» Task details
What follows is a set of records; repeat all of them exactly.

## START Provided information

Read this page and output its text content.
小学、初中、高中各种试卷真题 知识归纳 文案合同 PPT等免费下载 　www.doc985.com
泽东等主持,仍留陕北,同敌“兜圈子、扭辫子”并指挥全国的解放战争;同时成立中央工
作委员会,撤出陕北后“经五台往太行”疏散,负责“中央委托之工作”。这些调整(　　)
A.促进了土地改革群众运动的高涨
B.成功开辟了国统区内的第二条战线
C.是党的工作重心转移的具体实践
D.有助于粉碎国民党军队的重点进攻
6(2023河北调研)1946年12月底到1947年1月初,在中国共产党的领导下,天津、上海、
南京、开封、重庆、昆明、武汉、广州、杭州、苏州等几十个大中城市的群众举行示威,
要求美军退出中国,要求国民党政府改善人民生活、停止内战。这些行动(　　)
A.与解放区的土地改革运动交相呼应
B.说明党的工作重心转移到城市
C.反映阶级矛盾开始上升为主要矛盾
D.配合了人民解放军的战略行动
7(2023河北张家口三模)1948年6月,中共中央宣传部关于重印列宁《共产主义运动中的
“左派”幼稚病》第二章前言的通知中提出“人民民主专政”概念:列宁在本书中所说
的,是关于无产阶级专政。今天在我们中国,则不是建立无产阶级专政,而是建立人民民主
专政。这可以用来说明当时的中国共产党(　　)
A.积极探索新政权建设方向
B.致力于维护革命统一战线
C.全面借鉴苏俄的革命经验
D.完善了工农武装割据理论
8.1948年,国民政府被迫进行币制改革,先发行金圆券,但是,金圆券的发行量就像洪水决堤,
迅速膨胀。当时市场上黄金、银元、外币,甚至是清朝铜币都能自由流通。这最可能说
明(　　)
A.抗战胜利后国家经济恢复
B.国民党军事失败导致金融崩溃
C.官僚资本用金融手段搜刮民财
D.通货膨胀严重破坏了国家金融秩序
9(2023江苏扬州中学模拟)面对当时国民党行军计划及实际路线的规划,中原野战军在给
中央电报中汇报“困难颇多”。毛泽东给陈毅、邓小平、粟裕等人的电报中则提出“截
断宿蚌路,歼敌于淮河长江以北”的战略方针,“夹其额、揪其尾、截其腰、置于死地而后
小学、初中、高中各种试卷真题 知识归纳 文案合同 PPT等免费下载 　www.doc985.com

## END Provided information

» Exercise solution
Read this page and output its text content.
小学、初中、高中各种试卷真题 知识归纳 文案合同 PPT等免费下载 　www.doc985.com
泽东等主持,仍留陕北,同敌“兜圈子、扭辫子”并指挥全国的解放战争;同时成立中央工
作委员会,撤出陕北后“经五台往太行”疏散,负责“中央委托之工作”。这些调整(　　)
A.促进了土地改革群众运动的高涨
B.成功开辟了国统区内的第二条战线
C.是党的工作重心转移的具体实践
D.有助于粉碎国民党军队的重点进攻
6(2023河北调研)1946年12月底到1947年1月初,在中国共产党的领导下,天津、上海、
南京、开封、重庆、昆明、武汉、广州、杭州、苏州等几十个大中城市的群众举行示威,
要求美军退出中国,要求国民党政府改善人民生活、停止内战。这些行动(　　)
A.与解放区的土地改革运动交相呼应
B.说明党的工作重心转移到城市
C.反映阶级矛盾开始上升为主要矛盾
D.配合了人民解放军的战略行动
7(2023河北张家口三模)1948年6月,中共中央宣传部关于重印列宁《共产主义运动中的
“左派”幼稚病》第二章前言的通知中提出“人民民主专政”概念:列宁在本书中所说
的,是关于无产阶级专政。今天在我们中国,则不是建立无产阶级专政,而是建立人民民主
专政。这可以用来说明当时的中国共产党(　　)
A.积极探索新政权建设方向
B.致力于维护革命统一战线
C.全面借鉴苏俄的革命经验
D.完善了工农武装割据理论
8.1948年,国民政府被迫进行币制改革,先发行金圆券,但是,金圆券的发行量就像洪水决堤,
迅速膨胀。当时市场上黄金、银元、外币,甚至是清朝铜币都能自由流通。这最可能说
明(　　)
A.抗战胜利后国家经济恢复
B.国民党军事失败导致金融崩溃
C.官僚资本用金融手段搜刮民财
D.通货膨胀严重破坏了国家金融秩序
9(2023江苏扬州中学模拟)面对当时国民党行军计划及实际路线的规划,中原野战军在给
中央电报中汇报“困难颇多”。毛泽东给陈毅、邓小平、粟裕等人的电报中则提出“截
断宿蚌路,歼敌于淮河长江以北”的战略方针,“夹其额、揪其尾、截其腰、置于死地而后
小学、初中、高中各种试卷真题 知识归纳 文案合同 PPT等免费下载 　www.doc985.com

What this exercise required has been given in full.